[Entries from a visual dataset]
_ _ _
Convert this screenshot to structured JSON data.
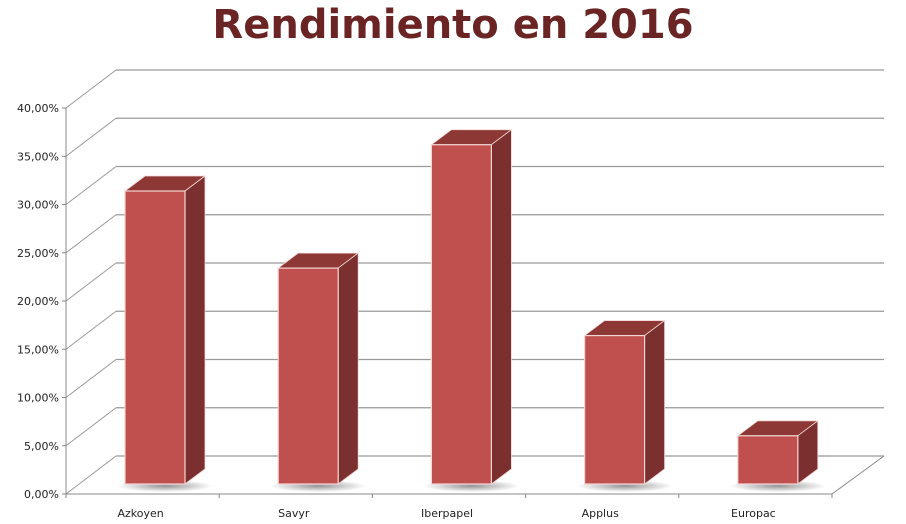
{
  "chart_data": {
    "type": "bar",
    "title": "Rendimiento en 2016",
    "categories": [
      "Azkoyen",
      "Savyr",
      "Iberpapel",
      "Applus",
      "Europac"
    ],
    "values": [
      30.4,
      22.4,
      35.2,
      15.4,
      5.0
    ],
    "value_unit": "%",
    "ylim": [
      0,
      40
    ],
    "yticks": [
      "0,00%",
      "5,00%",
      "10,00%",
      "15,00%",
      "20,00%",
      "25,00%",
      "30,00%",
      "35,00%",
      "40,00%"
    ],
    "xlabel": "",
    "ylabel": "",
    "grid": true,
    "legend": "none",
    "style": "3d-column",
    "colors": {
      "front": "#c0504d",
      "side": "#7b2f2f",
      "top": "#8e3836",
      "title": "#6b2424"
    }
  }
}
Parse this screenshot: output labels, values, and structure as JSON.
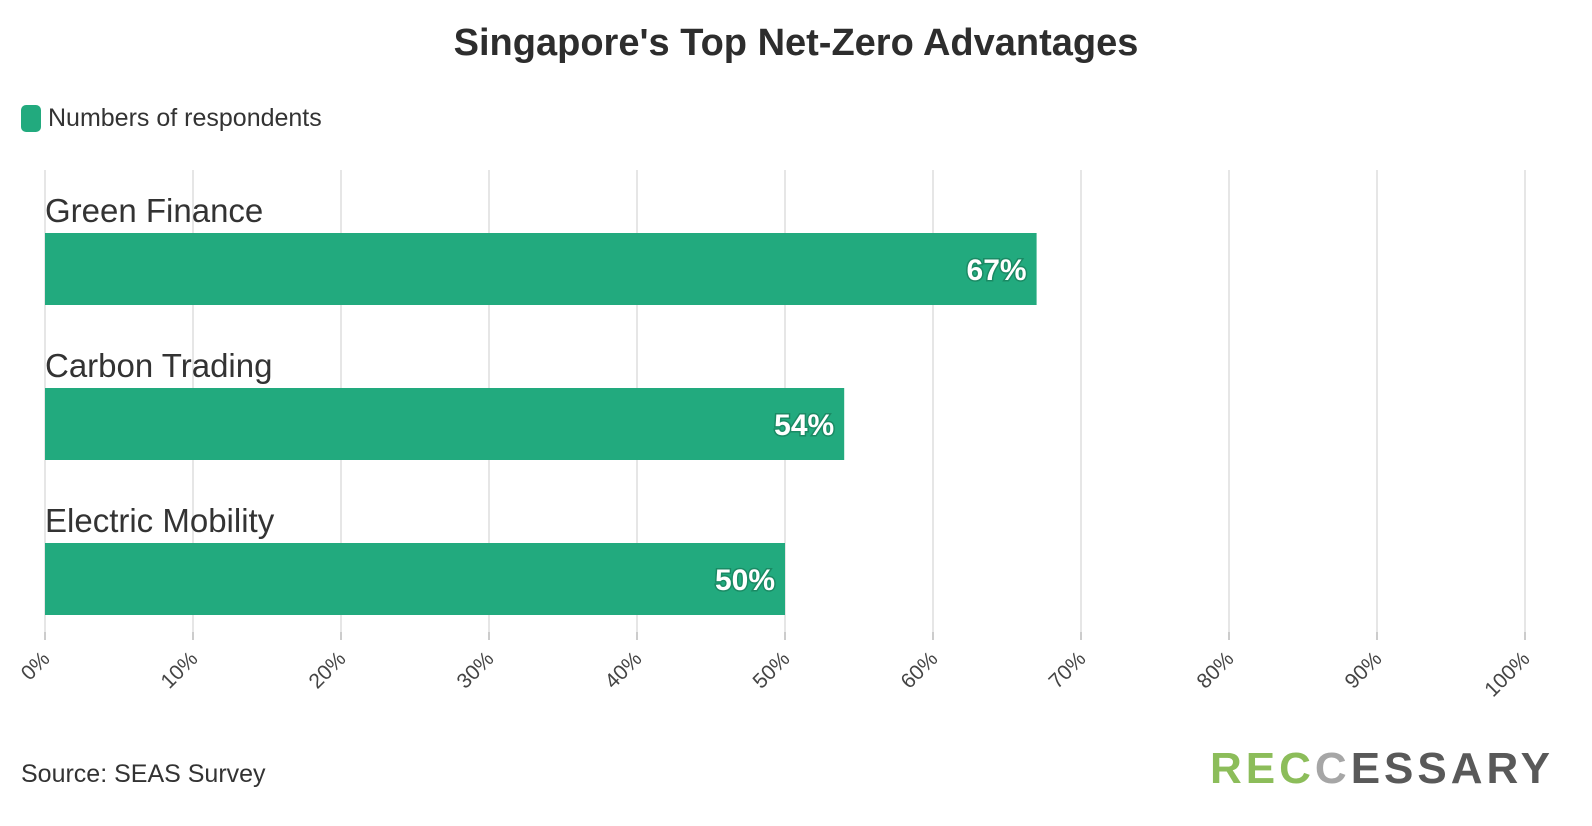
{
  "colors": {
    "bar": "#22aa7e",
    "grid": "#e6e6e6",
    "axis": "#cccccc",
    "text": "#333333"
  },
  "legend": {
    "label": "Numbers of respondents"
  },
  "footer": {
    "source": "Source: SEAS Survey"
  },
  "logo": {
    "part1": "REC",
    "part2": "C",
    "part3": "ESSARY"
  },
  "chart_data": {
    "type": "bar",
    "orientation": "horizontal",
    "title": "Singapore's Top Net-Zero Advantages",
    "categories": [
      "Green Finance",
      "Carbon Trading",
      "Electric Mobility"
    ],
    "series": [
      {
        "name": "Numbers of respondents",
        "values": [
          67,
          54,
          50
        ]
      }
    ],
    "data_labels": [
      "67%",
      "54%",
      "50%"
    ],
    "xlim": [
      0,
      100
    ],
    "x_ticks": [
      "0%",
      "10%",
      "20%",
      "30%",
      "40%",
      "50%",
      "60%",
      "70%",
      "80%",
      "90%",
      "100%"
    ],
    "grid": true,
    "legend_position": "top-left"
  }
}
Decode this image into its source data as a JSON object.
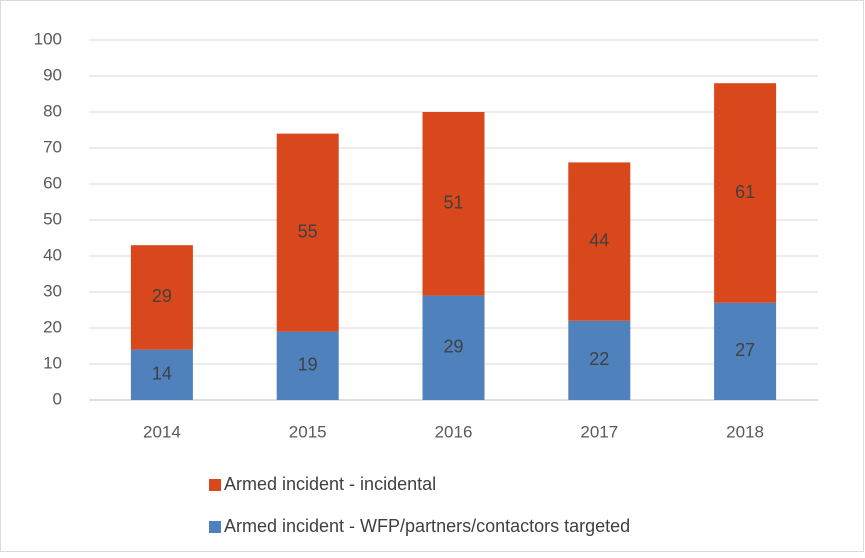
{
  "chart_data": {
    "type": "stacked_bar",
    "categories": [
      "2014",
      "2015",
      "2016",
      "2017",
      "2018"
    ],
    "series": [
      {
        "name": "Armed incident - WFP/partners/contactors targeted",
        "color": "#4f81bd",
        "values": [
          14,
          19,
          29,
          22,
          27
        ]
      },
      {
        "name": "Armed incident - incidental",
        "color": "#d9481c",
        "values": [
          29,
          55,
          51,
          44,
          61
        ]
      }
    ],
    "ylim": [
      0,
      100
    ],
    "yticks": [
      0,
      10,
      20,
      30,
      40,
      50,
      60,
      70,
      80,
      90,
      100
    ],
    "grid": true,
    "legend": "bottom"
  }
}
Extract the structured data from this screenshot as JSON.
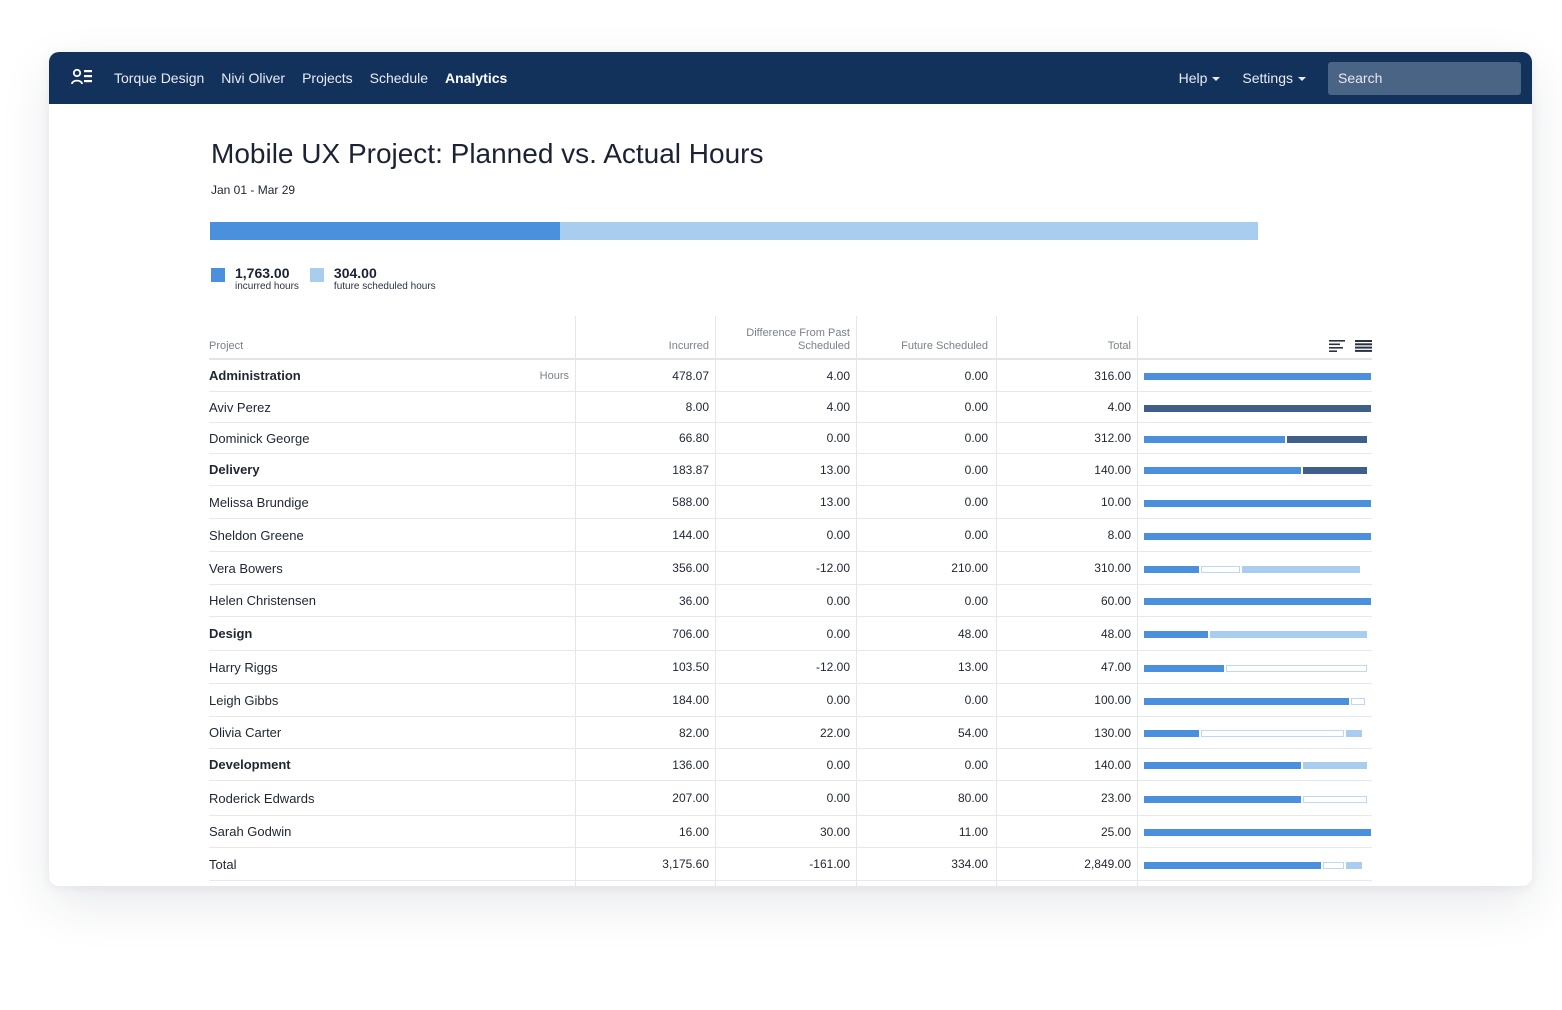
{
  "nav": {
    "logo_icon": "team-icon",
    "links": [
      "Torque Design",
      "Nivi Oliver",
      "Projects",
      "Schedule",
      "Analytics"
    ],
    "active": "Analytics",
    "help": "Help",
    "settings": "Settings",
    "search_placeholder": "Search"
  },
  "header": {
    "title": "Mobile UX Project: Planned vs. Actual Hours",
    "date_range": "Jan 01 - Mar 29"
  },
  "summary": {
    "incurred_value": "1,763.00",
    "incurred_label": "incurred hours",
    "future_value": "304.00",
    "future_label": "future scheduled hours",
    "incurred_fraction": 0.334
  },
  "colors": {
    "nav_bg": "#13325b",
    "incurred": "#4a90dc",
    "future": "#a8cdef",
    "overrun": "#3f5f8a"
  },
  "table": {
    "headers": {
      "project": "Project",
      "incurred": "Incurred",
      "difference": "Difference From Past Scheduled",
      "future": "Future Scheduled",
      "total": "Total"
    },
    "hours_label": "Hours",
    "view_icons": [
      "bar-view-icon",
      "list-view-icon"
    ],
    "rows": [
      {
        "name": "Administration",
        "bold": true,
        "hours": true,
        "incurred": "478.07",
        "difference": "4.00",
        "future": "0.00",
        "total": "316.00",
        "bar": [
          {
            "type": "blue",
            "frac": 1.0
          }
        ]
      },
      {
        "name": "Aviv Perez",
        "bold": false,
        "incurred": "8.00",
        "difference": "4.00",
        "future": "0.00",
        "total": "4.00",
        "bar": [
          {
            "type": "navy",
            "frac": 1.0
          }
        ]
      },
      {
        "name": "Dominick George",
        "bold": false,
        "incurred": "66.80",
        "difference": "0.00",
        "future": "0.00",
        "total": "312.00",
        "bar": [
          {
            "type": "blue",
            "frac": 0.63
          },
          {
            "type": "navy",
            "frac": 0.36
          }
        ]
      },
      {
        "name": "Delivery",
        "bold": true,
        "incurred": "183.87",
        "difference": "13.00",
        "future": "0.00",
        "total": "140.00",
        "bar": [
          {
            "type": "blue",
            "frac": 0.7
          },
          {
            "type": "navy",
            "frac": 0.29
          }
        ]
      },
      {
        "name": "Melissa Brundige",
        "bold": false,
        "incurred": "588.00",
        "difference": "13.00",
        "future": "0.00",
        "total": "10.00",
        "bar": [
          {
            "type": "blue",
            "frac": 1.0
          }
        ]
      },
      {
        "name": "Sheldon Greene",
        "bold": false,
        "incurred": "144.00",
        "difference": "0.00",
        "future": "0.00",
        "total": "8.00",
        "bar": [
          {
            "type": "blue",
            "frac": 1.0
          }
        ]
      },
      {
        "name": "Vera Bowers",
        "bold": false,
        "incurred": "356.00",
        "difference": "-12.00",
        "future": "210.00",
        "total": "310.00",
        "bar": [
          {
            "type": "blue",
            "frac": 0.25
          },
          {
            "type": "outline",
            "frac": 0.18
          },
          {
            "type": "light",
            "frac": 0.53
          }
        ]
      },
      {
        "name": "Helen Christensen",
        "bold": false,
        "incurred": "36.00",
        "difference": "0.00",
        "future": "0.00",
        "total": "60.00",
        "bar": [
          {
            "type": "blue",
            "frac": 1.0
          }
        ]
      },
      {
        "name": "Design",
        "bold": true,
        "incurred": "706.00",
        "difference": "0.00",
        "future": "48.00",
        "total": "48.00",
        "bar": [
          {
            "type": "blue",
            "frac": 0.29
          },
          {
            "type": "light",
            "frac": 0.7
          }
        ]
      },
      {
        "name": "Harry Riggs",
        "bold": false,
        "incurred": "103.50",
        "difference": "-12.00",
        "future": "13.00",
        "total": "47.00",
        "bar": [
          {
            "type": "blue",
            "frac": 0.36
          },
          {
            "type": "outline",
            "frac": 0.63
          }
        ]
      },
      {
        "name": "Leigh Gibbs",
        "bold": false,
        "incurred": "184.00",
        "difference": "0.00",
        "future": "0.00",
        "total": "100.00",
        "bar": [
          {
            "type": "blue",
            "frac": 0.91
          },
          {
            "type": "outline",
            "frac": 0.07
          }
        ]
      },
      {
        "name": "Olivia Carter",
        "bold": false,
        "incurred": "82.00",
        "difference": "22.00",
        "future": "54.00",
        "total": "130.00",
        "bar": [
          {
            "type": "blue",
            "frac": 0.25
          },
          {
            "type": "outline",
            "frac": 0.64
          },
          {
            "type": "light",
            "frac": 0.08
          }
        ]
      },
      {
        "name": "Development",
        "bold": true,
        "incurred": "136.00",
        "difference": "0.00",
        "future": "0.00",
        "total": "140.00",
        "bar": [
          {
            "type": "blue",
            "frac": 0.7
          },
          {
            "type": "light",
            "frac": 0.29
          }
        ]
      },
      {
        "name": "Roderick Edwards",
        "bold": false,
        "incurred": "207.00",
        "difference": "0.00",
        "future": "80.00",
        "total": "23.00",
        "bar": [
          {
            "type": "blue",
            "frac": 0.7
          },
          {
            "type": "outline",
            "frac": 0.29
          }
        ]
      },
      {
        "name": "Sarah Godwin",
        "bold": false,
        "incurred": "16.00",
        "difference": "30.00",
        "future": "11.00",
        "total": "25.00",
        "bar": [
          {
            "type": "blue",
            "frac": 1.0
          }
        ]
      },
      {
        "name": "Total",
        "bold": false,
        "incurred": "3,175.60",
        "difference": "-161.00",
        "future": "334.00",
        "total": "2,849.00",
        "bar": [
          {
            "type": "blue",
            "frac": 0.79
          },
          {
            "type": "outline",
            "frac": 0.1
          },
          {
            "type": "light",
            "frac": 0.08
          }
        ]
      }
    ]
  }
}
_ _ _
• **THE EXERCISE**
Find all lines where the word "Armed" appears. Copy them.

• **RESPONSE FOR THIS EXERCISE**
        "name": "Armed incident - WFP/partners/contactors targeted",
        "name": "Armed incident - incidental",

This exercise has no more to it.